Collected data
================================
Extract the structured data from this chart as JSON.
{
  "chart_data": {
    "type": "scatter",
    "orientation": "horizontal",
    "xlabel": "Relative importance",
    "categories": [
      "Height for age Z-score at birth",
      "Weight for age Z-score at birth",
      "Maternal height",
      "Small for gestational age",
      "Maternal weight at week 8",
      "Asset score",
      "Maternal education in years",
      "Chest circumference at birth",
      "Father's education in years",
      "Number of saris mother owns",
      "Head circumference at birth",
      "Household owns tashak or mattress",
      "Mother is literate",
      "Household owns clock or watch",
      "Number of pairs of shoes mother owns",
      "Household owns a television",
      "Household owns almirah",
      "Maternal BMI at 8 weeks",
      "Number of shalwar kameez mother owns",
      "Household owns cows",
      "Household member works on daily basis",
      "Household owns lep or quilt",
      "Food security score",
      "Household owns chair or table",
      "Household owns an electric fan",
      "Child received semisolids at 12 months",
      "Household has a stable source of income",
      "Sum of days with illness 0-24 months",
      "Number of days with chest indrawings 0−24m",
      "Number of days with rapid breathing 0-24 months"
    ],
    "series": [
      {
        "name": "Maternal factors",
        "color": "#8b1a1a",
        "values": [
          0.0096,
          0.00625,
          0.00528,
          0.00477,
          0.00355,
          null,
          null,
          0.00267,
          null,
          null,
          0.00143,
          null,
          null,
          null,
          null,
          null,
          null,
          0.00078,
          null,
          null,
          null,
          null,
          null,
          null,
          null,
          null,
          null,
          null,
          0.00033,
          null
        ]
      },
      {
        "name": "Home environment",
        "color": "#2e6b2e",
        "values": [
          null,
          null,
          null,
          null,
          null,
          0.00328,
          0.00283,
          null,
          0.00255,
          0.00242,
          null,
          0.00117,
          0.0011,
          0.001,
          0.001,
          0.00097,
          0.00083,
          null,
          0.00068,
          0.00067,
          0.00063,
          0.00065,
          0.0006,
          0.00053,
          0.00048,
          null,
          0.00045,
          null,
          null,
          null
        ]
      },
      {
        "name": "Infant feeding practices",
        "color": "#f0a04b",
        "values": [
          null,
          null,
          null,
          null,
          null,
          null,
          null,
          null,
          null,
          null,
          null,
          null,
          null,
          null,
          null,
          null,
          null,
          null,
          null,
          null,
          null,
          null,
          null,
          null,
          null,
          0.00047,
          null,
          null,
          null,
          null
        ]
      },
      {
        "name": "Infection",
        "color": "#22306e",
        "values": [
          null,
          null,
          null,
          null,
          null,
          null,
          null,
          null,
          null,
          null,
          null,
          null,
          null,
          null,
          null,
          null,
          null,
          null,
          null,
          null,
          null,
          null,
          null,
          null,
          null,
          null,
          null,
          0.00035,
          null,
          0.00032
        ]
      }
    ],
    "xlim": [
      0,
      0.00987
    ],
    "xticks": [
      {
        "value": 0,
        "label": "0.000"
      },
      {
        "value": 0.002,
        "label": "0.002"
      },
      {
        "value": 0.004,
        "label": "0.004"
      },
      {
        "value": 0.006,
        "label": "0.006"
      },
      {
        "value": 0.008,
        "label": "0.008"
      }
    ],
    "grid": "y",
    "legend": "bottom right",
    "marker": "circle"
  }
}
================================
▶ Task to carry out: Extract all of the data above without altering anything.

▶ The response:
Extract the structured data from this chart as JSON.
{
  "chart_data": {
    "type": "scatter",
    "orientation": "horizontal",
    "xlabel": "Relative importance",
    "categories": [
      "Height for age Z-score at birth",
      "Weight for age Z-score at birth",
      "Maternal height",
      "Small for gestational age",
      "Maternal weight at week 8",
      "Asset score",
      "Maternal education in years",
      "Chest circumference at birth",
      "Father's education in years",
      "Number of saris mother owns",
      "Head circumference at birth",
      "Household owns tashak or mattress",
      "Mother is literate",
      "Household owns clock or watch",
      "Number of pairs of shoes mother owns",
      "Household owns a television",
      "Household owns almirah",
      "Maternal BMI at 8 weeks",
      "Number of shalwar kameez mother owns",
      "Household owns cows",
      "Household member works on daily basis",
      "Household owns lep or quilt",
      "Food security score",
      "Household owns chair or table",
      "Household owns an electric fan",
      "Child received semisolids at 12 months",
      "Household has a stable source of income",
      "Sum of days with illness 0-24 months",
      "Number of days with chest indrawings 0−24m",
      "Number of days with rapid breathing 0-24 months"
    ],
    "series": [
      {
        "name": "Maternal factors",
        "color": "#8b1a1a",
        "values": [
          0.0096,
          0.00625,
          0.00528,
          0.00477,
          0.00355,
          null,
          null,
          0.00267,
          null,
          null,
          0.00143,
          null,
          null,
          null,
          null,
          null,
          null,
          0.00078,
          null,
          null,
          null,
          null,
          null,
          null,
          null,
          null,
          null,
          null,
          0.00033,
          null
        ]
      },
      {
        "name": "Home environment",
        "color": "#2e6b2e",
        "values": [
          null,
          null,
          null,
          null,
          null,
          0.00328,
          0.00283,
          null,
          0.00255,
          0.00242,
          null,
          0.00117,
          0.0011,
          0.001,
          0.001,
          0.00097,
          0.00083,
          null,
          0.00068,
          0.00067,
          0.00063,
          0.00065,
          0.0006,
          0.00053,
          0.00048,
          null,
          0.00045,
          null,
          null,
          null
        ]
      },
      {
        "name": "Infant feeding practices",
        "color": "#f0a04b",
        "values": [
          null,
          null,
          null,
          null,
          null,
          null,
          null,
          null,
          null,
          null,
          null,
          null,
          null,
          null,
          null,
          null,
          null,
          null,
          null,
          null,
          null,
          null,
          null,
          null,
          null,
          0.00047,
          null,
          null,
          null,
          null
        ]
      },
      {
        "name": "Infection",
        "color": "#22306e",
        "values": [
          null,
          null,
          null,
          null,
          null,
          null,
          null,
          null,
          null,
          null,
          null,
          null,
          null,
          null,
          null,
          null,
          null,
          null,
          null,
          null,
          null,
          null,
          null,
          null,
          null,
          null,
          null,
          0.00035,
          null,
          0.00032
        ]
      }
    ],
    "xlim": [
      0,
      0.00987
    ],
    "xticks": [
      {
        "value": 0,
        "label": "0.000"
      },
      {
        "value": 0.002,
        "label": "0.002"
      },
      {
        "value": 0.004,
        "label": "0.004"
      },
      {
        "value": 0.006,
        "label": "0.006"
      },
      {
        "value": 0.008,
        "label": "0.008"
      }
    ],
    "grid": "y",
    "legend": "bottom right",
    "marker": "circle"
  }
}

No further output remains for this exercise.